[START OF Records]
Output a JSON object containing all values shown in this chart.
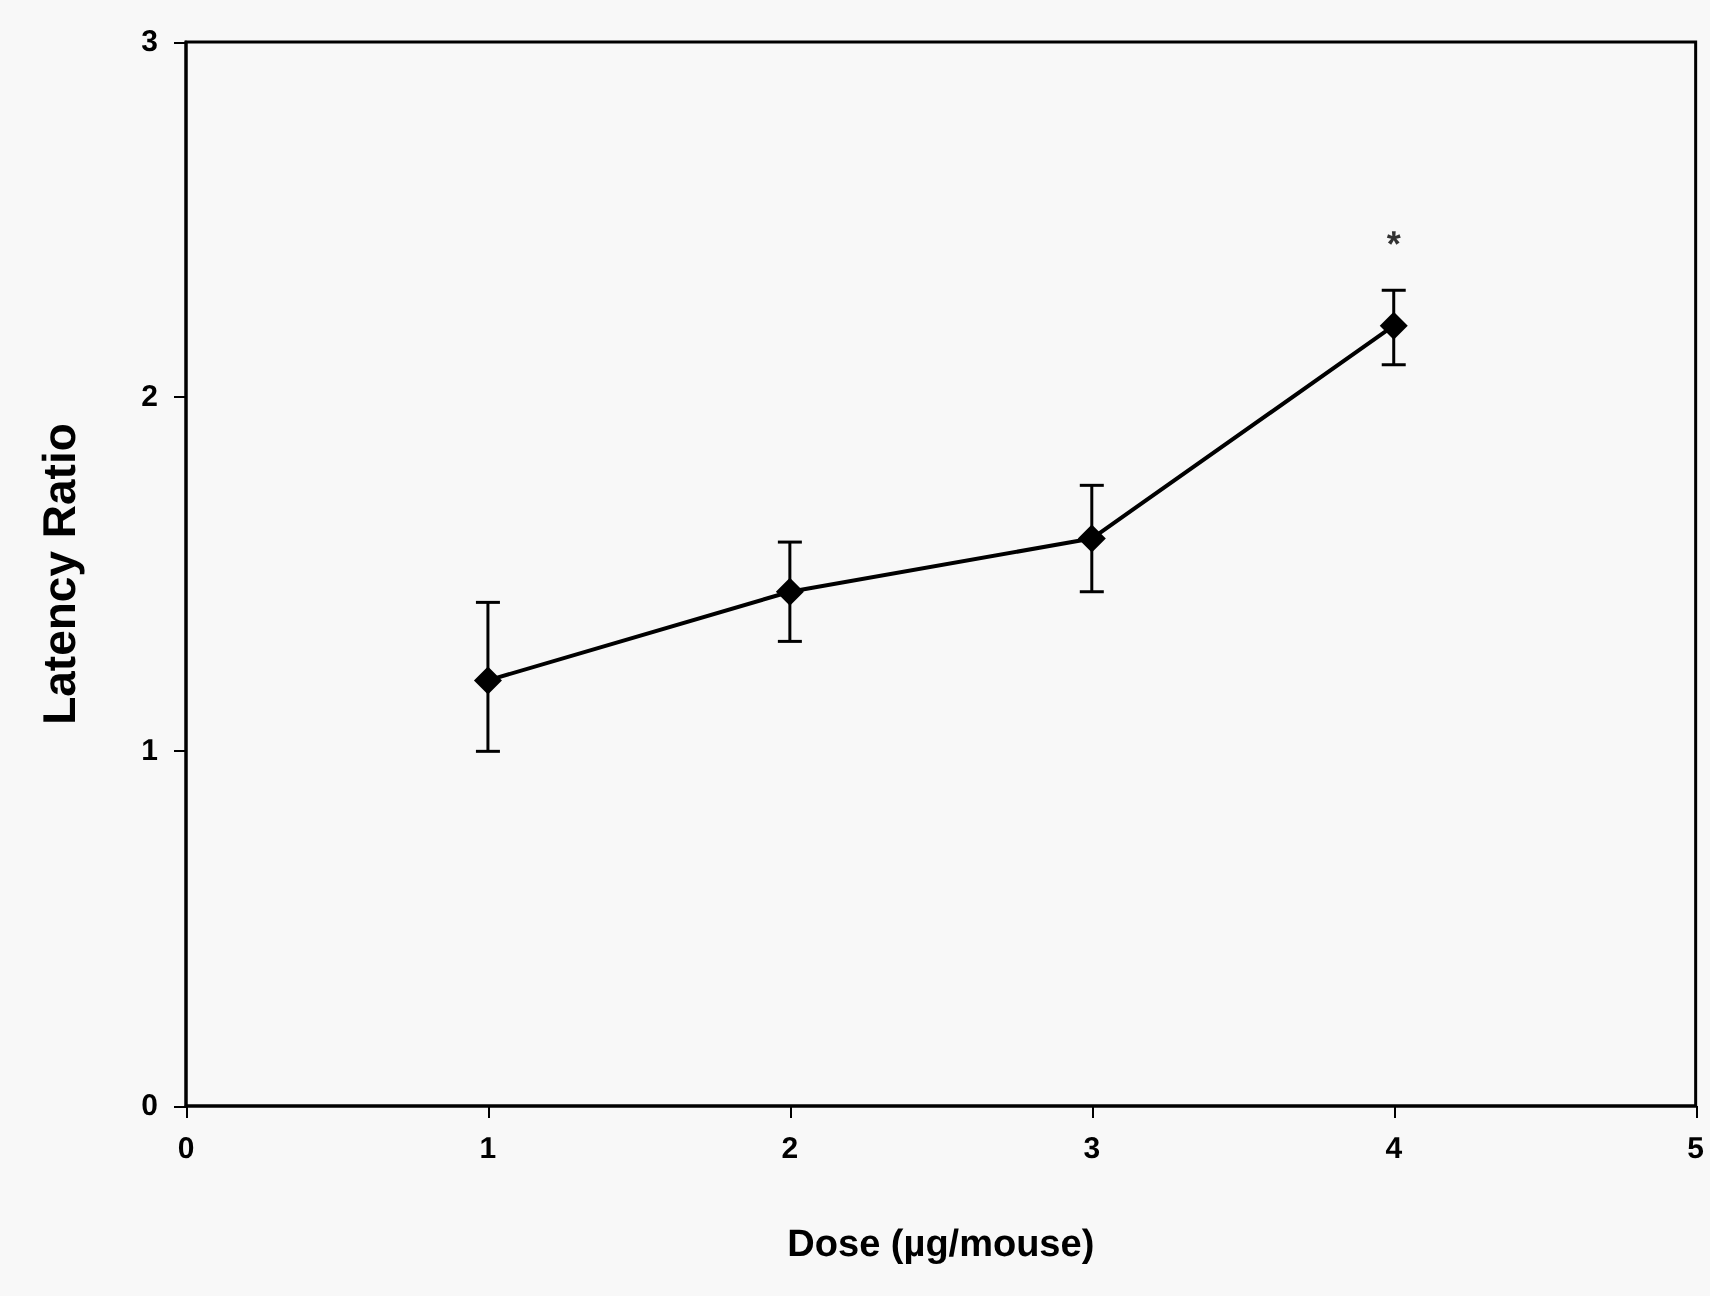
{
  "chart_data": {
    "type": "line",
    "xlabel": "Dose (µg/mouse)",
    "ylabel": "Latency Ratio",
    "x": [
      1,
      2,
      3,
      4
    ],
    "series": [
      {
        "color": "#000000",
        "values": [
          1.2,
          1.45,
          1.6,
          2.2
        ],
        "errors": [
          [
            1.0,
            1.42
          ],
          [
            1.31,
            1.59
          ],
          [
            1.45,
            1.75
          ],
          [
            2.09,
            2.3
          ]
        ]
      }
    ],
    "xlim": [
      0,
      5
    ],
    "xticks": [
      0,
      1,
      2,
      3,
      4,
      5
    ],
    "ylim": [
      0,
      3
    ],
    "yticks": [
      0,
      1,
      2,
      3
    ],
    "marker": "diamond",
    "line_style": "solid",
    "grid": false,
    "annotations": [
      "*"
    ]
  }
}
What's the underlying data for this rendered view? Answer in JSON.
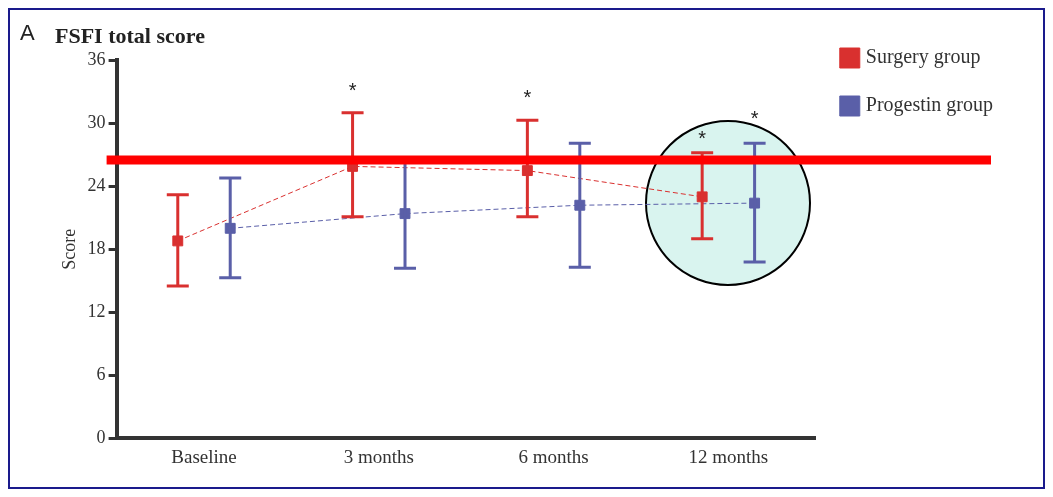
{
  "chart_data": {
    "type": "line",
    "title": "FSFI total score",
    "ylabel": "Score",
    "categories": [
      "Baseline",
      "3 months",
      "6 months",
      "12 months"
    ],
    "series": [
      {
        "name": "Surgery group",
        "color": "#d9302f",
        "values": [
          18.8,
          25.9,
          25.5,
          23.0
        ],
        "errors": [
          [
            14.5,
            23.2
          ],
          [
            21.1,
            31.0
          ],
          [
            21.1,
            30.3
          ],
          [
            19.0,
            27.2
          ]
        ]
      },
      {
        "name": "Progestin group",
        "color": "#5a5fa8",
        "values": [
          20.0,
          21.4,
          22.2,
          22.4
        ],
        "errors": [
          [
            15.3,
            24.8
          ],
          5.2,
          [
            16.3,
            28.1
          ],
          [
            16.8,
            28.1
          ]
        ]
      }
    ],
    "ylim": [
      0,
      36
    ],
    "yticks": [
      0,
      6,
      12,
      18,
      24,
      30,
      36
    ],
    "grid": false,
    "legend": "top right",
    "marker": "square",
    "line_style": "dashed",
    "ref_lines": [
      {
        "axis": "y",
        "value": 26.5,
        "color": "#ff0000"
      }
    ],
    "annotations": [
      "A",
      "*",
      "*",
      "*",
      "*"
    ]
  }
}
[END OF Records]
[START OF Records]
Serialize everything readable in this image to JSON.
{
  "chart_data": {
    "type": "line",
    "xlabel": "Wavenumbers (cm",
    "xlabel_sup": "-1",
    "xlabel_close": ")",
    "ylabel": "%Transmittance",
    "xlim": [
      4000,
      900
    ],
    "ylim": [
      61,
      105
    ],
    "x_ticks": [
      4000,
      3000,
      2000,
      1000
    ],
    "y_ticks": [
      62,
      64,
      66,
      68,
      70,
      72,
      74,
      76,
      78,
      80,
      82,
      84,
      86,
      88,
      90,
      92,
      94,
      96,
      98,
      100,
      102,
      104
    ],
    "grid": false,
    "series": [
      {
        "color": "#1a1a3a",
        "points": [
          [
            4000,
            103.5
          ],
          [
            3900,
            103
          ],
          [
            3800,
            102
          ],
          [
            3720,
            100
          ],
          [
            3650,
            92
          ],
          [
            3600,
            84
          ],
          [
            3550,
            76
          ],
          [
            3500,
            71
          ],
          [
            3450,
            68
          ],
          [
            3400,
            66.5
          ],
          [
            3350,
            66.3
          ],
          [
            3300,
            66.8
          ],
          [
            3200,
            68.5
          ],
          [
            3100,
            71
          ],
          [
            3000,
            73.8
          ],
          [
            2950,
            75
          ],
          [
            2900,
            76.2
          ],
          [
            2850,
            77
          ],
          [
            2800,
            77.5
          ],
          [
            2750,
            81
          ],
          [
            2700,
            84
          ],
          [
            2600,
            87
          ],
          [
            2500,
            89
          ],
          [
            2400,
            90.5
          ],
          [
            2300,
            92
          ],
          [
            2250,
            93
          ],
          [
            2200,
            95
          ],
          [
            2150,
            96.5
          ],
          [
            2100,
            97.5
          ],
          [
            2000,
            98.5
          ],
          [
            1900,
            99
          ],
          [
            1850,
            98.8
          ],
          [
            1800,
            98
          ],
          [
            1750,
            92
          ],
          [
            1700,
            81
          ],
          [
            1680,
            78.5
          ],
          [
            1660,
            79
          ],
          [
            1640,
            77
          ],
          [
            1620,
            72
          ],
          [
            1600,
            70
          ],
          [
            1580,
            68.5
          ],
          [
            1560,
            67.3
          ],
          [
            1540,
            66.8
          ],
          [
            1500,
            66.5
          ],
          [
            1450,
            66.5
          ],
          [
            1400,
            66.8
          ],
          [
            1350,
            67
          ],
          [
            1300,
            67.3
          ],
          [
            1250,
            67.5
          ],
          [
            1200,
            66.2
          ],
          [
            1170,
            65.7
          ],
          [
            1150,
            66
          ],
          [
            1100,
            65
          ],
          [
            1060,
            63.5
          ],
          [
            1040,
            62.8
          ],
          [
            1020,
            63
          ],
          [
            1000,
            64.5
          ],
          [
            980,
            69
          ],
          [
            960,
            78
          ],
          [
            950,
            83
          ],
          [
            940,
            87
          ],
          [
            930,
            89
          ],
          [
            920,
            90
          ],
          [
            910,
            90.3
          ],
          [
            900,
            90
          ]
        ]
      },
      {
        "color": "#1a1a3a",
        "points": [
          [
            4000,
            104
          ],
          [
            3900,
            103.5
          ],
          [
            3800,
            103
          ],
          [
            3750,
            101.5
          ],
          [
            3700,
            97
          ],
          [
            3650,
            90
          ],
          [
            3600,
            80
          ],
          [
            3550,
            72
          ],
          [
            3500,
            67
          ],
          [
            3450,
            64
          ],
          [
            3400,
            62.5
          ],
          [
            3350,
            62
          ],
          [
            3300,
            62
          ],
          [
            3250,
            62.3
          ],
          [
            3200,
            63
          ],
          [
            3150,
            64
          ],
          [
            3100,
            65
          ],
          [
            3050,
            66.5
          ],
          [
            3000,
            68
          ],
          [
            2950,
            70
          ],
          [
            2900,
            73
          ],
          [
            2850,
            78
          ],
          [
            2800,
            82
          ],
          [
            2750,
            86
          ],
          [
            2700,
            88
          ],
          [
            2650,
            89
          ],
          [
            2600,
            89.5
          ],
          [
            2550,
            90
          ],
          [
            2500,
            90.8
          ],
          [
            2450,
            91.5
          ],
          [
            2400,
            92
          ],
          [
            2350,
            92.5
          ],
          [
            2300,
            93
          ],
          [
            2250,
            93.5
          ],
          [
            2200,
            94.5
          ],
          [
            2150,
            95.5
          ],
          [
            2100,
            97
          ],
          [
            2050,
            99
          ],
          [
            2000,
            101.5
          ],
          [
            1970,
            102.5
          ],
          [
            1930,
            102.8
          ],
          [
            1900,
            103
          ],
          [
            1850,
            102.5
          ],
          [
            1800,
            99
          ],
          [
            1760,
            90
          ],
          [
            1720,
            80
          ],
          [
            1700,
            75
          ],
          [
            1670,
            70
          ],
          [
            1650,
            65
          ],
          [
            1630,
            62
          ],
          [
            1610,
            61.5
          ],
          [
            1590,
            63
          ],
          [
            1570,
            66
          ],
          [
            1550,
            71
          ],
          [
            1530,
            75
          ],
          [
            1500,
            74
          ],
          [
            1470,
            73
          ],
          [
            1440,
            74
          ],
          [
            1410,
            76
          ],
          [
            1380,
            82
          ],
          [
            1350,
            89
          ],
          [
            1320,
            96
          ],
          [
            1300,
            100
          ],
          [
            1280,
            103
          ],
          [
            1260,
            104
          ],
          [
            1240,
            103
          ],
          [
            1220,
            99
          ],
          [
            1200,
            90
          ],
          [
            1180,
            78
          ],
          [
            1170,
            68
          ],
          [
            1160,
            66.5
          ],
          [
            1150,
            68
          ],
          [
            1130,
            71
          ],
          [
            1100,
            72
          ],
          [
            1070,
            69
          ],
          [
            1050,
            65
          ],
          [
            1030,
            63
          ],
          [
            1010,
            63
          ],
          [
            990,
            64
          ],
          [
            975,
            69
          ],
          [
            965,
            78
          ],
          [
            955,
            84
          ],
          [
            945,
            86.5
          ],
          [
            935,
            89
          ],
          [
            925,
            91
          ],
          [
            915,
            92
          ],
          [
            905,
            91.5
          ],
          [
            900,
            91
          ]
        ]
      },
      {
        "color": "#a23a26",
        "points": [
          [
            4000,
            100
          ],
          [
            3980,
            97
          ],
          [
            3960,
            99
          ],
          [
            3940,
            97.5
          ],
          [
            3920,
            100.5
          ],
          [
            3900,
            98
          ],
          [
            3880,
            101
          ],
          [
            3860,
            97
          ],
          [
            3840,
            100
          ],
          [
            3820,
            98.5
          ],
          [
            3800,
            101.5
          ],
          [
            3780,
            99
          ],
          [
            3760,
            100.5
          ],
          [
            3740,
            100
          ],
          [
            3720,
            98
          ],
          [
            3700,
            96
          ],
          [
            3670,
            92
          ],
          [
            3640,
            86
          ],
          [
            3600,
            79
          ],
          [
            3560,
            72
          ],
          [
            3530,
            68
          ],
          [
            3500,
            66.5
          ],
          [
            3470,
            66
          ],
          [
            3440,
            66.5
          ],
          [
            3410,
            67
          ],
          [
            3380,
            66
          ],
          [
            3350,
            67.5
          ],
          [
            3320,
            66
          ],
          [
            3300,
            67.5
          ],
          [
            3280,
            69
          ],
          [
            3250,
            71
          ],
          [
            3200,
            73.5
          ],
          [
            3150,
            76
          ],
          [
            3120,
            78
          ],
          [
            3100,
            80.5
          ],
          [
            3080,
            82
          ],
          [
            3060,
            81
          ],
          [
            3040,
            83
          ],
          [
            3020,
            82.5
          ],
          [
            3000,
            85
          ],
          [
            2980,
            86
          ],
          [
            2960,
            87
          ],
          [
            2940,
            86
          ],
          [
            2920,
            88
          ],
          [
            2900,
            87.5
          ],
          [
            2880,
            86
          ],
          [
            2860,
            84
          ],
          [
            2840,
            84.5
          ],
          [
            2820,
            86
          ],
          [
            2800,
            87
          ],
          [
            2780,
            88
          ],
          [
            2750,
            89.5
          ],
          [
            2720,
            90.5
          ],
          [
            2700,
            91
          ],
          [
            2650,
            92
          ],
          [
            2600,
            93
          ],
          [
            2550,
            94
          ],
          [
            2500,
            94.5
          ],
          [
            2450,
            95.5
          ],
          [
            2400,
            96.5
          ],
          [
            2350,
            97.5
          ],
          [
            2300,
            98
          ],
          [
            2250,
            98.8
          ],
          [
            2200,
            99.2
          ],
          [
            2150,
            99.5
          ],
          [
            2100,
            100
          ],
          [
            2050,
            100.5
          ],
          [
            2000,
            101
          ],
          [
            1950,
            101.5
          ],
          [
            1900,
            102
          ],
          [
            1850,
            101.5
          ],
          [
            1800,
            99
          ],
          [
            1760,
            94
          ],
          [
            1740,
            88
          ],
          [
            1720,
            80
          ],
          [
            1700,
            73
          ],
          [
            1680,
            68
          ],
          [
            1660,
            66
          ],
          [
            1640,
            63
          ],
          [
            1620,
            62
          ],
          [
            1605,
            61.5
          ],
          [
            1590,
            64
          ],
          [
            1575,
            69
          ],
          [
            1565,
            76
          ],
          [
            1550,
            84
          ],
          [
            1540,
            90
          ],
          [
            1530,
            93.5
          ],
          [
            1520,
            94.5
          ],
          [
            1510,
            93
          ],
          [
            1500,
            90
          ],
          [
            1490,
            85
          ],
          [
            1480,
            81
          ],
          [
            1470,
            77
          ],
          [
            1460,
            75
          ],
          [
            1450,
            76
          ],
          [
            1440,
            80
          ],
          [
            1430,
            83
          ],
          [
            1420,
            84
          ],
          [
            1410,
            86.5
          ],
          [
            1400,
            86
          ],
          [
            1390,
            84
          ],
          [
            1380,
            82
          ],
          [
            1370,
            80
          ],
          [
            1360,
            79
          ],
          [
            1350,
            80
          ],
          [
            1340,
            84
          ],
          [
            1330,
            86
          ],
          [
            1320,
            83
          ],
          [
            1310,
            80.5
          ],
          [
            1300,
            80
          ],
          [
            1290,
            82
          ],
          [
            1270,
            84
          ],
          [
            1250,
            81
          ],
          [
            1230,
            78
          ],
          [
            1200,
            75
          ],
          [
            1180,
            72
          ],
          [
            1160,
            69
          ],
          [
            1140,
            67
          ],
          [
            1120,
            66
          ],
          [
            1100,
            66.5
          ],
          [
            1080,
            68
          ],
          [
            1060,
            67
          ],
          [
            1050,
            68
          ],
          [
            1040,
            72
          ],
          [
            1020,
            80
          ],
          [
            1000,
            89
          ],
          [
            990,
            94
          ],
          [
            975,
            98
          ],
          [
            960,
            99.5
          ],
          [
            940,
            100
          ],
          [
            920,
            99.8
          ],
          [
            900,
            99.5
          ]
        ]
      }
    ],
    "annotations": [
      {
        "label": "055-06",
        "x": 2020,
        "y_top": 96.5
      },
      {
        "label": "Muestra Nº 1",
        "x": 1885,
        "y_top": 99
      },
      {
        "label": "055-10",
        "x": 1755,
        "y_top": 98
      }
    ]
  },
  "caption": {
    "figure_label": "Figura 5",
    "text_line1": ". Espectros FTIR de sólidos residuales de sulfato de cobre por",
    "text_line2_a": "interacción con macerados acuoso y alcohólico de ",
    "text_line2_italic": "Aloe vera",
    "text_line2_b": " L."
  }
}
[END OF Records]
Instructions to follow -
Pick out all the lines with the word "ylabel" in them and copy them.

Exercise response -
    "ylabel": "Latency Ratio",
    "ylabel": "Score",
    "ylabel": "%Transmittance",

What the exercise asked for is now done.